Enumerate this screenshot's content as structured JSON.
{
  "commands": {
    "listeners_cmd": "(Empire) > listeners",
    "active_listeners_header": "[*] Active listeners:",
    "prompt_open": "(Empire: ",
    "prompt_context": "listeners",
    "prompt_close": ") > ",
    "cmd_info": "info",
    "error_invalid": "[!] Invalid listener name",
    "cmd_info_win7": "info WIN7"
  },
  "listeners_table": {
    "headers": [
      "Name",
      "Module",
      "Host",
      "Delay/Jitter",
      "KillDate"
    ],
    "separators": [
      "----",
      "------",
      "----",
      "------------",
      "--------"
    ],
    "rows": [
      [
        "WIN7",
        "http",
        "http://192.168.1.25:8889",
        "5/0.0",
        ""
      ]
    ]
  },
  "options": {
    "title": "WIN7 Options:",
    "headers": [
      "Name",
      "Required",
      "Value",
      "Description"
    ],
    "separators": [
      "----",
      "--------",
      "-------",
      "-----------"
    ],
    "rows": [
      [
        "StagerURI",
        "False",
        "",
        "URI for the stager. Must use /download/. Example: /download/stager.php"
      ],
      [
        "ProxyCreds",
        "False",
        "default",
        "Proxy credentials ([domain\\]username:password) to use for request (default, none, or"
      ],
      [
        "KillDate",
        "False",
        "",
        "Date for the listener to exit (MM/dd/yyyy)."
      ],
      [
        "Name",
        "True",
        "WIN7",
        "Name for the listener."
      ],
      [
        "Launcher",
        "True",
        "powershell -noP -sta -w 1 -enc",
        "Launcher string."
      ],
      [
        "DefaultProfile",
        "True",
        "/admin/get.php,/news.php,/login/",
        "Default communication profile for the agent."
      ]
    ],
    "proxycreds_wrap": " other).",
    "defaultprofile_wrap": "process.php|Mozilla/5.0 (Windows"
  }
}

* * *

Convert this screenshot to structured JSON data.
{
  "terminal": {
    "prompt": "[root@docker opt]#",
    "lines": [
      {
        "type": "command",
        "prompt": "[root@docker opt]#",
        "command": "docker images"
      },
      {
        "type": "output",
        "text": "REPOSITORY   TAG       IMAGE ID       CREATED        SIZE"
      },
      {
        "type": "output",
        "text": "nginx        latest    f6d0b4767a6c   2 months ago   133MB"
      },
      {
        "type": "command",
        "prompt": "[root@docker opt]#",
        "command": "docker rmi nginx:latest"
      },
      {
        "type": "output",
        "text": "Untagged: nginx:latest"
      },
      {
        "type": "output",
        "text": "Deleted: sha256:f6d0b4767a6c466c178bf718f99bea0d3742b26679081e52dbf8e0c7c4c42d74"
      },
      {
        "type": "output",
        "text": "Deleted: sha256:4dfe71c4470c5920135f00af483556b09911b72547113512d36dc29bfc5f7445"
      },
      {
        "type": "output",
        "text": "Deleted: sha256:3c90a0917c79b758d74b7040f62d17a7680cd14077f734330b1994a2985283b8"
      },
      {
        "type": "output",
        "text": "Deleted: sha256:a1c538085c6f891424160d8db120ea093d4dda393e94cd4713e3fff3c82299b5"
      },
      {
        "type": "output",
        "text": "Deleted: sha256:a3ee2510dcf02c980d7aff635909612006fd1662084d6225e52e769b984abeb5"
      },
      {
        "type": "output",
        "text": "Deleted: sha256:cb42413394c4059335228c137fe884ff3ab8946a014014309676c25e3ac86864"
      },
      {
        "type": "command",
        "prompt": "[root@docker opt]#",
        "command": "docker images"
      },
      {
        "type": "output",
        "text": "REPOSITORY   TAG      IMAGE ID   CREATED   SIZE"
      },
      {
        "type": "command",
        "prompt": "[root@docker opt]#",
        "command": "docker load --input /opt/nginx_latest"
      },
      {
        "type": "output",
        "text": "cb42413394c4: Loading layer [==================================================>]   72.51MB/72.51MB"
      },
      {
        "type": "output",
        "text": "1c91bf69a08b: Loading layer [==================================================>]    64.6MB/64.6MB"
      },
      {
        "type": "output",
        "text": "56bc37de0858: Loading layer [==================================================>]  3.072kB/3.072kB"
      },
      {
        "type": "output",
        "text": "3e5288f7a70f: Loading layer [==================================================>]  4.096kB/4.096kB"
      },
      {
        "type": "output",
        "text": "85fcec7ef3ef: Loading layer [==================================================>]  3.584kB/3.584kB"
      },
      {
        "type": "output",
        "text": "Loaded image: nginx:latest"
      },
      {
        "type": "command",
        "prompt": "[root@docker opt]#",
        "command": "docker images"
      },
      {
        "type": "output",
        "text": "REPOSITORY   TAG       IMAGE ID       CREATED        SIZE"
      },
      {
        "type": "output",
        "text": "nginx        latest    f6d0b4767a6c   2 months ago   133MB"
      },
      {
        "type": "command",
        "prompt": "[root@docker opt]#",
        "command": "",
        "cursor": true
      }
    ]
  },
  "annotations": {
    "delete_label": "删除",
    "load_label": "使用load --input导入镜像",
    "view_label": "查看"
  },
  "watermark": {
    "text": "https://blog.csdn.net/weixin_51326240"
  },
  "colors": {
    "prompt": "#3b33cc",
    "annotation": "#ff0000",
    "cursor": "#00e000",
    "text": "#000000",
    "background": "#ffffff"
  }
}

--

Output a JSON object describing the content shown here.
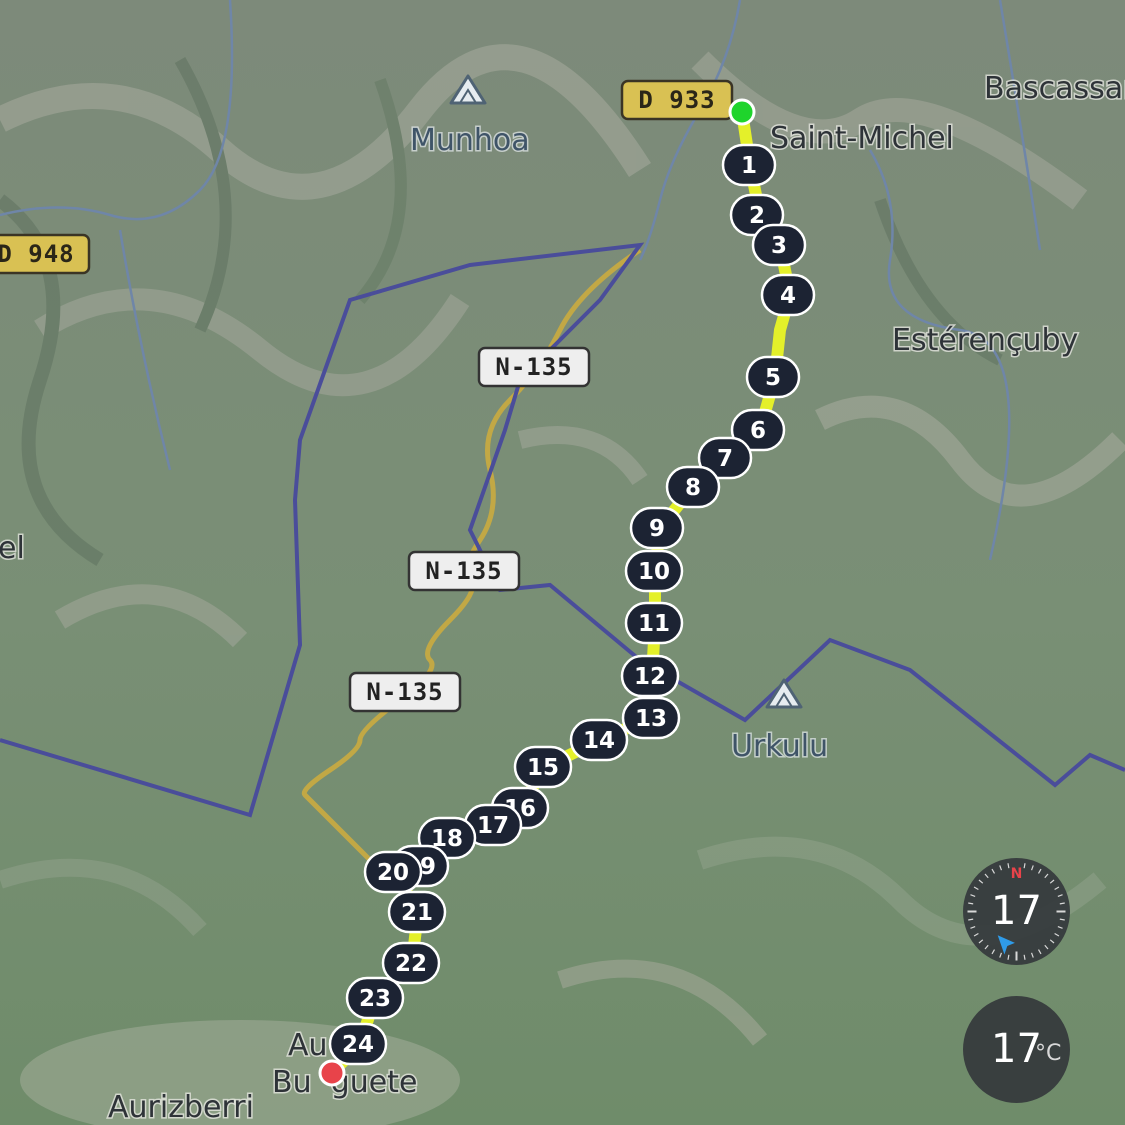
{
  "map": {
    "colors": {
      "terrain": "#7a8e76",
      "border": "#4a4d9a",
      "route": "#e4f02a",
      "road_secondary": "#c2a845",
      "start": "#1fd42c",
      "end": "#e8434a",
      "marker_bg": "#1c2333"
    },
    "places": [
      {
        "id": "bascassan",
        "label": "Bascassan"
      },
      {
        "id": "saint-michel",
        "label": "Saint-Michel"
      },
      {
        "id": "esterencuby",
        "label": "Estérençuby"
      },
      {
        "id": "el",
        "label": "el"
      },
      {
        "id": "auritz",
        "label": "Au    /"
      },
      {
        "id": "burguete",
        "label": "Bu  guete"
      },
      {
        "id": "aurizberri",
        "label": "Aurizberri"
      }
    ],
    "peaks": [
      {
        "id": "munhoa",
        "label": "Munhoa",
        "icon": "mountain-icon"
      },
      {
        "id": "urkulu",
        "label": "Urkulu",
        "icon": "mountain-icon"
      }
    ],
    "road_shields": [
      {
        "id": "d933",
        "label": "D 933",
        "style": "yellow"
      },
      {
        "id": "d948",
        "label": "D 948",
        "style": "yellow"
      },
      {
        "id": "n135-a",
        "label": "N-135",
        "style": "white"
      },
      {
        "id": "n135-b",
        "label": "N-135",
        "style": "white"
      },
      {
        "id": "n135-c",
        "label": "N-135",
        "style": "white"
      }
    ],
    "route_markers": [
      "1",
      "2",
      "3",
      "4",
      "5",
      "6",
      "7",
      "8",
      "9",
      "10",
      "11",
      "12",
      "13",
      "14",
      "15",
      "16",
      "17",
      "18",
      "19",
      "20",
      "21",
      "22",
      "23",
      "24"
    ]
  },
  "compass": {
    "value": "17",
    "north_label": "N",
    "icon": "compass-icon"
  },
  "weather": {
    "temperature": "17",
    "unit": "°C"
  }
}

▸ The problem
What is the number of lines in the data that hold the string "JSON"? Answer with the number only.

▸ Answer for this exercise
3